▸ THE EXERCISE:
Every record below should be written out exactly; pictures stay out.

▸ INFORMATION GIVEN:
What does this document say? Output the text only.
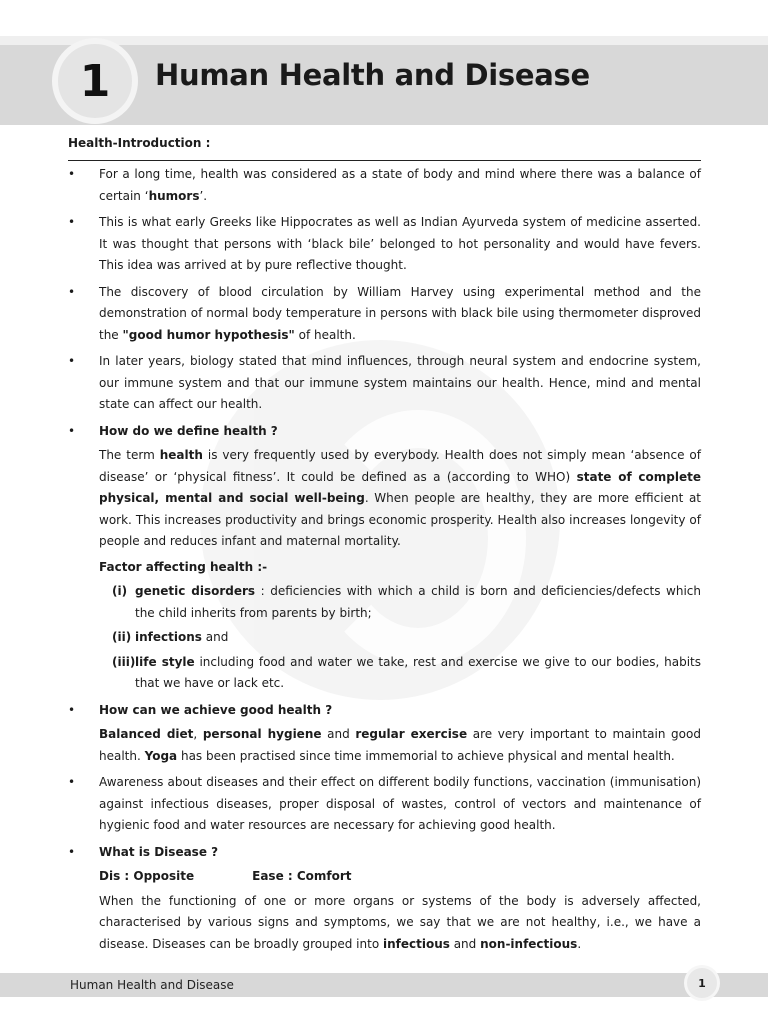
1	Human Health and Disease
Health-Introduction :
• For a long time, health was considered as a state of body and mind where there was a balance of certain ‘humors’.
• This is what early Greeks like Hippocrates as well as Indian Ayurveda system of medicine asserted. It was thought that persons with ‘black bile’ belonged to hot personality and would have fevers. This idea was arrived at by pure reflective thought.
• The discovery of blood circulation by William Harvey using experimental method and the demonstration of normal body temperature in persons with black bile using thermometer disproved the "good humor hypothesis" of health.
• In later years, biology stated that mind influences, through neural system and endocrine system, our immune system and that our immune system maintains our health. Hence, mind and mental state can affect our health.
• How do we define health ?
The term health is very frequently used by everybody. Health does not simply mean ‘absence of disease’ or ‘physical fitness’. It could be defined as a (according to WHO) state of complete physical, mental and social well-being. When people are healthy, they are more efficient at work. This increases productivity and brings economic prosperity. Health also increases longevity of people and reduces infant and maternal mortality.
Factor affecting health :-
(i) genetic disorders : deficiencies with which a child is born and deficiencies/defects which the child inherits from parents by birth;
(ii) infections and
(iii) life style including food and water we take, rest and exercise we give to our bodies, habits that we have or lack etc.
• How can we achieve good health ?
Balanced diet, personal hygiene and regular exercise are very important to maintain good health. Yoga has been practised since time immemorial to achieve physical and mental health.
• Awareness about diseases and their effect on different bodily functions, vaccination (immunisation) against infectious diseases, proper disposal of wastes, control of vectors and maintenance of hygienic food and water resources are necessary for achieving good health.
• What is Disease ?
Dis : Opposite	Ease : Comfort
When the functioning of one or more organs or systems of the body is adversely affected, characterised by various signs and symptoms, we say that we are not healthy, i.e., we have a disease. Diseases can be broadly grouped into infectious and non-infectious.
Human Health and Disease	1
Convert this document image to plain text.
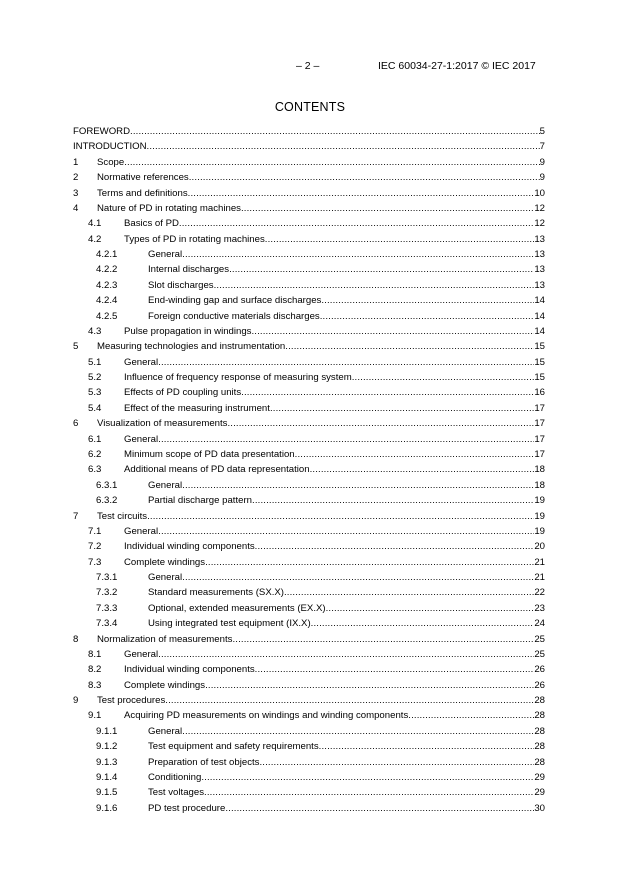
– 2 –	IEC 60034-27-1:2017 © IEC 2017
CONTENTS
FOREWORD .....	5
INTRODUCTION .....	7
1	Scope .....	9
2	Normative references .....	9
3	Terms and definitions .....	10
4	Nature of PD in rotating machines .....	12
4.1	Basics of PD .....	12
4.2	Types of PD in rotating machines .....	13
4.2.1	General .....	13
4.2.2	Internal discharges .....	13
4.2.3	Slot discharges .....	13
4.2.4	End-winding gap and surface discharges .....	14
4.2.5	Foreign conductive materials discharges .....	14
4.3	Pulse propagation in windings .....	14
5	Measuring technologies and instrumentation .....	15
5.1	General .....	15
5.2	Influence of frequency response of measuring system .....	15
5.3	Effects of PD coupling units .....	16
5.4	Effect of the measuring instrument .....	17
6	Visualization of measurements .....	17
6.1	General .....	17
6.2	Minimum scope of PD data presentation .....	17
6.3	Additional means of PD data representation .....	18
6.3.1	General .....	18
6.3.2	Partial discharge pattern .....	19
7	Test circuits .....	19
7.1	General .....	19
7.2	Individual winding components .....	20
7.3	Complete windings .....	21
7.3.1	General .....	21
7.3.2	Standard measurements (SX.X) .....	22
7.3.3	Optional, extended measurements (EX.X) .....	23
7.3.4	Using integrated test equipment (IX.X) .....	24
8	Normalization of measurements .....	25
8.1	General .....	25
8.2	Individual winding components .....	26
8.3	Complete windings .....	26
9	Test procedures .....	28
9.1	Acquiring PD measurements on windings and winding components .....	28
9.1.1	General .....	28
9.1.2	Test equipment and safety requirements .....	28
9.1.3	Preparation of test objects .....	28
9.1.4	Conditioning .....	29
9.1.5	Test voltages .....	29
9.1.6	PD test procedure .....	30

▸ TASK OUTPUT:
What does this document say? Output the text only.
1	Human Health and Disease
Health-Introduction :
• For a long time, health was considered as a state of body and mind where there was a balance of certain ‘humors’.
• This is what early Greeks like Hippocrates as well as Indian Ayurveda system of medicine asserted. It was thought that persons with ‘black bile’ belonged to hot personality and would have fevers. This idea was arrived at by pure reflective thought.
• The discovery of blood circulation by William Harvey using experimental method and the demonstration of normal body temperature in persons with black bile using thermometer disproved the "good humor hypothesis" of health.
• In later years, biology stated that mind influences, through neural system and endocrine system, our immune system and that our immune system maintains our health. Hence, mind and mental state can affect our health.
• How do we define health ?
The term health is very frequently used by everybody. Health does not simply mean ‘absence of disease’ or ‘physical fitness’. It could be defined as a (according to WHO) state of complete physical, mental and social well-being. When people are healthy, they are more efficient at work. This increases productivity and brings economic prosperity. Health also increases longevity of people and reduces infant and maternal mortality.
Factor affecting health :-
(i) genetic disorders : deficiencies with which a child is born and deficiencies/defects which the child inherits from parents by birth;
(ii) infections and
(iii) life style including food and water we take, rest and exercise we give to our bodies, habits that we have or lack etc.
• How can we achieve good health ?
Balanced diet, personal hygiene and regular exercise are very important to maintain good health. Yoga has been practised since time immemorial to achieve physical and mental health.
• Awareness about diseases and their effect on different bodily functions, vaccination (immunisation) against infectious diseases, proper disposal of wastes, control of vectors and maintenance of hygienic food and water resources are necessary for achieving good health.
• What is Disease ?
Dis : Opposite	Ease : Comfort
When the functioning of one or more organs or systems of the body is adversely affected, characterised by various signs and symptoms, we say that we are not healthy, i.e., we have a disease. Diseases can be broadly grouped into infectious and non-infectious.
Human Health and Disease	1
Convert this document image to plain text.
– 2 –	IEC 60034-27-1:2017 © IEC 2017
CONTENTS
FOREWORD .....	5
INTRODUCTION .....	7
1	Scope .....	9
2	Normative references .....	9
3	Terms and definitions .....	10
4	Nature of PD in rotating machines .....	12
4.1	Basics of PD .....	12
4.2	Types of PD in rotating machines .....	13
4.2.1	General .....	13
4.2.2	Internal discharges .....	13
4.2.3	Slot discharges .....	13
4.2.4	End-winding gap and surface discharges .....	14
4.2.5	Foreign conductive materials discharges .....	14
4.3	Pulse propagation in windings .....	14
5	Measuring technologies and instrumentation .....	15
5.1	General .....	15
5.2	Influence of frequency response of measuring system .....	15
5.3	Effects of PD coupling units .....	16
5.4	Effect of the measuring instrument .....	17
6	Visualization of measurements .....	17
6.1	General .....	17
6.2	Minimum scope of PD data presentation .....	17
6.3	Additional means of PD data representation .....	18
6.3.1	General .....	18
6.3.2	Partial discharge pattern .....	19
7	Test circuits .....	19
7.1	General .....	19
7.2	Individual winding components .....	20
7.3	Complete windings .....	21
7.3.1	General .....	21
7.3.2	Standard measurements (SX.X) .....	22
7.3.3	Optional, extended measurements (EX.X) .....	23
7.3.4	Using integrated test equipment (IX.X) .....	24
8	Normalization of measurements .....	25
8.1	General .....	25
8.2	Individual winding components .....	26
8.3	Complete windings .....	26
9	Test procedures .....	28
9.1	Acquiring PD measurements on windings and winding components .....	28
9.1.1	General .....	28
9.1.2	Test equipment and safety requirements .....	28
9.1.3	Preparation of test objects .....	28
9.1.4	Conditioning .....	29
9.1.5	Test voltages .....	29
9.1.6	PD test procedure .....	30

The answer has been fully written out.